Saved data entries:
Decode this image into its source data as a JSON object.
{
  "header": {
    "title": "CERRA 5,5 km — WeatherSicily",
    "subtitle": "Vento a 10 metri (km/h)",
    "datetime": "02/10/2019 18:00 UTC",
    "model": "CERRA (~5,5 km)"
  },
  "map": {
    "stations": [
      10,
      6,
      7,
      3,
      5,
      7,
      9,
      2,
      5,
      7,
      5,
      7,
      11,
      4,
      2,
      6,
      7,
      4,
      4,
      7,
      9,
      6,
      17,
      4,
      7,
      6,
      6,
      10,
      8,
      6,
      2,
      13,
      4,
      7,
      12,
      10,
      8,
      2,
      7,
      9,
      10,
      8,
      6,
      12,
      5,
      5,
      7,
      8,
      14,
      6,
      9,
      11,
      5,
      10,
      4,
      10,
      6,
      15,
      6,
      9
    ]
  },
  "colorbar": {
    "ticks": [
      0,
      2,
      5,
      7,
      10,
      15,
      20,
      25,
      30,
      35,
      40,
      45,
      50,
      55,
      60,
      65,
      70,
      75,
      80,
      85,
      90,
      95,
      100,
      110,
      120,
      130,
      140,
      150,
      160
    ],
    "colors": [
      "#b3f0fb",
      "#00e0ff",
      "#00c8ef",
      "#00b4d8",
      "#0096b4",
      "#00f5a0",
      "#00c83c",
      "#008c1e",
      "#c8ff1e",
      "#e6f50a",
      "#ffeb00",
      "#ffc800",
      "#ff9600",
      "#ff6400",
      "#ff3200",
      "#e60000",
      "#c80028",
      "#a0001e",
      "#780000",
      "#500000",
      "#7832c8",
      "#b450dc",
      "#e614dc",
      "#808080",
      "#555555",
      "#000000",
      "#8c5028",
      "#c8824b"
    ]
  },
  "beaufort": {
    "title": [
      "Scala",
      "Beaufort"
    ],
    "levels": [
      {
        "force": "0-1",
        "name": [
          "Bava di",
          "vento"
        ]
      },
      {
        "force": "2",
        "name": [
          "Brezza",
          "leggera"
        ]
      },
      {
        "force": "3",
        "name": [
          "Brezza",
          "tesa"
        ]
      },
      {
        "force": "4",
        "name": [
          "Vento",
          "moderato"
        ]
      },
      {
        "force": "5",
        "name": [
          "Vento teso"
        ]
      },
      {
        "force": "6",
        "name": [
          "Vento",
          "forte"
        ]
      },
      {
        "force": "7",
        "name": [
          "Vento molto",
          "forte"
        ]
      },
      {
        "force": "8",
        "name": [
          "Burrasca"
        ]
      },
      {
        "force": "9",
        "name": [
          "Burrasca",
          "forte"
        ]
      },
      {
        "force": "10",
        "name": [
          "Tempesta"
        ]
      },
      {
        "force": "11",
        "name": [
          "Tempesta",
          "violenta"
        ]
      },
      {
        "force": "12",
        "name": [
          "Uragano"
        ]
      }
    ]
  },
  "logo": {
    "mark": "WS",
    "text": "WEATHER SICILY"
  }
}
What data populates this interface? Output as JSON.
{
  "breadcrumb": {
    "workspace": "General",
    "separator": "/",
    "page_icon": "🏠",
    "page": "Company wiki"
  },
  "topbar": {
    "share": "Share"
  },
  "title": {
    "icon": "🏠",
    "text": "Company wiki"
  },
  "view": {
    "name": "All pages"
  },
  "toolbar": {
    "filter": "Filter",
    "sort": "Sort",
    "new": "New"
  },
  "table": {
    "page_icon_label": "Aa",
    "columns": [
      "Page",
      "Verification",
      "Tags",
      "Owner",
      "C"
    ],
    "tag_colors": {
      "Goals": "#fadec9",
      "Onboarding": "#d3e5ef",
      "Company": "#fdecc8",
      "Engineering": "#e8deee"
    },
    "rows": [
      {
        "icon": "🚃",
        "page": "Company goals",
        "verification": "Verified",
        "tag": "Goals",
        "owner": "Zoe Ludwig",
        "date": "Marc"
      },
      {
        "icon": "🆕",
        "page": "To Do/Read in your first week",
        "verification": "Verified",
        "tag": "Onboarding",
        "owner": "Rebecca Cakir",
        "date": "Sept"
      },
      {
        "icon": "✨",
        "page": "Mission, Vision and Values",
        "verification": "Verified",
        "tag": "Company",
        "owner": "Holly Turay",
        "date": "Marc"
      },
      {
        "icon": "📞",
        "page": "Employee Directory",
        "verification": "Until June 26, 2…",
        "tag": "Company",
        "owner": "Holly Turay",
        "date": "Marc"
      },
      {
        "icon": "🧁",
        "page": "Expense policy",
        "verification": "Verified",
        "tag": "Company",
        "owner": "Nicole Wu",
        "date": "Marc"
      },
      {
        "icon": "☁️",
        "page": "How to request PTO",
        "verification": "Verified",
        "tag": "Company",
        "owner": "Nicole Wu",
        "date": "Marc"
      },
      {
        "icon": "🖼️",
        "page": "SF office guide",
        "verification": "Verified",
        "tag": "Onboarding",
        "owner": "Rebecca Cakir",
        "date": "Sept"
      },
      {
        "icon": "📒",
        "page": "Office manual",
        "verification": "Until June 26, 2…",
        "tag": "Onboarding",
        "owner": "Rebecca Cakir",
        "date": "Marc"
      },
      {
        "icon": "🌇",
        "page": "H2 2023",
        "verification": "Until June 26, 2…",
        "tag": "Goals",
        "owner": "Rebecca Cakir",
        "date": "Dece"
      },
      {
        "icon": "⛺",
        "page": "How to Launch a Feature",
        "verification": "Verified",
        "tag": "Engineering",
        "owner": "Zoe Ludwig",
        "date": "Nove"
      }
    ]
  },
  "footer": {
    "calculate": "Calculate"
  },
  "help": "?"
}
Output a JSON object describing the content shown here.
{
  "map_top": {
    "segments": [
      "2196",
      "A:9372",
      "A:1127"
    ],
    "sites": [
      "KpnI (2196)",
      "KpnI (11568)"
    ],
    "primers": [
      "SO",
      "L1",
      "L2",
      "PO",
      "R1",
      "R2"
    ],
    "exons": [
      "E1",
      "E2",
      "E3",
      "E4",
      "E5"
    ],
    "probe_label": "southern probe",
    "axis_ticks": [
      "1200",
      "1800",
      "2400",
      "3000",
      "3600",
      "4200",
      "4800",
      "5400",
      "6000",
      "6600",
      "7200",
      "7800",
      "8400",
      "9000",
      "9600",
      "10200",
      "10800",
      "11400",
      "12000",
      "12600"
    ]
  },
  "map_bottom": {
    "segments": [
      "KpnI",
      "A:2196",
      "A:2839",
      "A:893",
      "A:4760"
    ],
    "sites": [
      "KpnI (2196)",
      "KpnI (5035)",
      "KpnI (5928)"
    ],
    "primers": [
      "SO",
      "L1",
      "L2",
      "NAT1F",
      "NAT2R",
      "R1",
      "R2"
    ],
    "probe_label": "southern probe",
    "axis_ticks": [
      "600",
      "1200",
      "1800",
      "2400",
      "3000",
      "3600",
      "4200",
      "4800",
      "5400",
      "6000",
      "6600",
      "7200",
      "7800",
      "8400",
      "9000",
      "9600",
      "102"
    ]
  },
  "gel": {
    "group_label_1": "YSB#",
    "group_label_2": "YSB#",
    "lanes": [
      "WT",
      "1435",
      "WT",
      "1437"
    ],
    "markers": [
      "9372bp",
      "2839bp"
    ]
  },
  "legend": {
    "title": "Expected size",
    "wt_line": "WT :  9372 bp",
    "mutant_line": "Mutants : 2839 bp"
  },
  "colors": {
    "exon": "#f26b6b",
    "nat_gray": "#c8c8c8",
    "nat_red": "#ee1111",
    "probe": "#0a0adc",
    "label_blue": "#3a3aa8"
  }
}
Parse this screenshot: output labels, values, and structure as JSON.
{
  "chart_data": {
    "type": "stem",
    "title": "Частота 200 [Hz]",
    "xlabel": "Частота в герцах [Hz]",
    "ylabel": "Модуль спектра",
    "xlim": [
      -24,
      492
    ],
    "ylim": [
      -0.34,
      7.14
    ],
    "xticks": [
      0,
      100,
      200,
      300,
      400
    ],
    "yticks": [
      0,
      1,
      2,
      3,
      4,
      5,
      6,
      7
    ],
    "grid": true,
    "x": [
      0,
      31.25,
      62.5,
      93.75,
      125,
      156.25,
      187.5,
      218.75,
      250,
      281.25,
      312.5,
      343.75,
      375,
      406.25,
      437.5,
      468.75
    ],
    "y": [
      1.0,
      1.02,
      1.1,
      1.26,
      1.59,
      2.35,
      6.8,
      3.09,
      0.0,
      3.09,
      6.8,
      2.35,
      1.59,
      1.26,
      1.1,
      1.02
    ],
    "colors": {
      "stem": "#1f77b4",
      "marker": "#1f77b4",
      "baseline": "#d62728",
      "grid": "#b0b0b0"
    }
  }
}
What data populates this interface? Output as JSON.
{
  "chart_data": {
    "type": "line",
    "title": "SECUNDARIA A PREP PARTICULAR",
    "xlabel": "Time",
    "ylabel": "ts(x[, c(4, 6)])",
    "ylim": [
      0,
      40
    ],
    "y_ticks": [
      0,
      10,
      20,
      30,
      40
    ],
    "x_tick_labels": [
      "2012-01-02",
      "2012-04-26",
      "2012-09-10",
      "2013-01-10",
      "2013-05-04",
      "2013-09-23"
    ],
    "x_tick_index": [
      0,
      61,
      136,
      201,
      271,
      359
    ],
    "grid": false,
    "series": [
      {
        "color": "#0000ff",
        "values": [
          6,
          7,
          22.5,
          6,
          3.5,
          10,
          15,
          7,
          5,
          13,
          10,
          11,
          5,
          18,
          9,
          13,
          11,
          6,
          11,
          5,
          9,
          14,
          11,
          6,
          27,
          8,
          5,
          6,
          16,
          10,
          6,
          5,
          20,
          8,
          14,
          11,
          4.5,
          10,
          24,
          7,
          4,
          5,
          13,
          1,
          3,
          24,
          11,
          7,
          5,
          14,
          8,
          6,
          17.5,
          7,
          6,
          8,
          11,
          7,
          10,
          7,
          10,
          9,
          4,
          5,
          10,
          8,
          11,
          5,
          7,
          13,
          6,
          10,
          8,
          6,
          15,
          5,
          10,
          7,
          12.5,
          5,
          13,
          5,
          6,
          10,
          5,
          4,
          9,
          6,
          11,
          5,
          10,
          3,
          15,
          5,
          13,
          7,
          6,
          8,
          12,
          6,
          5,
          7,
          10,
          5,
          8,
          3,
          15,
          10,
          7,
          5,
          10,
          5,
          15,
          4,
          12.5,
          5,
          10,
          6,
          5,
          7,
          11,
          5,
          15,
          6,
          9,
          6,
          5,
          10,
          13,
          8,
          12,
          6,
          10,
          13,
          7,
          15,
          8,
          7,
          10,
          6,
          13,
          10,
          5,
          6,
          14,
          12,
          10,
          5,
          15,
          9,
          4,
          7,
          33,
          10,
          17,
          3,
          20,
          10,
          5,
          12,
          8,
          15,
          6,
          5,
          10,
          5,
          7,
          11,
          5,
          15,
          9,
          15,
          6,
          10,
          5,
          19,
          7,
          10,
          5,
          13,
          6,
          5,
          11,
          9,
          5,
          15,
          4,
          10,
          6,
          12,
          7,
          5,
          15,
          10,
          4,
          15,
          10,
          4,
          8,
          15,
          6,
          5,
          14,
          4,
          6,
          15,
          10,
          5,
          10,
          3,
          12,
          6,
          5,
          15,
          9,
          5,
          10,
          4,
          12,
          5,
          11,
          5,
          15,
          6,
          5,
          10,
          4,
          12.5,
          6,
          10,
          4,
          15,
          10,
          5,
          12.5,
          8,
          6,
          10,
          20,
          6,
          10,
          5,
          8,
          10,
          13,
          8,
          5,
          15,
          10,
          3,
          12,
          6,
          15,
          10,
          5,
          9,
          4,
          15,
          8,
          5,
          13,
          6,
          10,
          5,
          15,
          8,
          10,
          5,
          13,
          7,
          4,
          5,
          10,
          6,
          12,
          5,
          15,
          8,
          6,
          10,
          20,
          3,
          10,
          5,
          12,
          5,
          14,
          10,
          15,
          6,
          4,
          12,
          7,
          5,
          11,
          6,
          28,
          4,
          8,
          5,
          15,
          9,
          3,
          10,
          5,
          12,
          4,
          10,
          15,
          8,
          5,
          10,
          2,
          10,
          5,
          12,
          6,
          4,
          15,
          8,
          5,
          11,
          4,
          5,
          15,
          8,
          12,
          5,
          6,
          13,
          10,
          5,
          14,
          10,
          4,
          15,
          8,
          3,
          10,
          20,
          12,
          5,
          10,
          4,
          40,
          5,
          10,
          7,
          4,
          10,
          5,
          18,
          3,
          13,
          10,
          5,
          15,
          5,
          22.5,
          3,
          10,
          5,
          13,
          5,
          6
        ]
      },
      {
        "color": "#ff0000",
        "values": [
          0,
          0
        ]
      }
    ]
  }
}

**WHAT TO DO:** Your task is to gather every line with the word "JSON" and copy it.

**WORKED ANSWER:**
Decode this image into its source data as a JSON object.
What data populates this interface? Output as JSON.
Output a JSON object describing the content shown here.
Parse this screenshot: output labels, values, and structure as JSON.
What data populates this interface? Output as JSON.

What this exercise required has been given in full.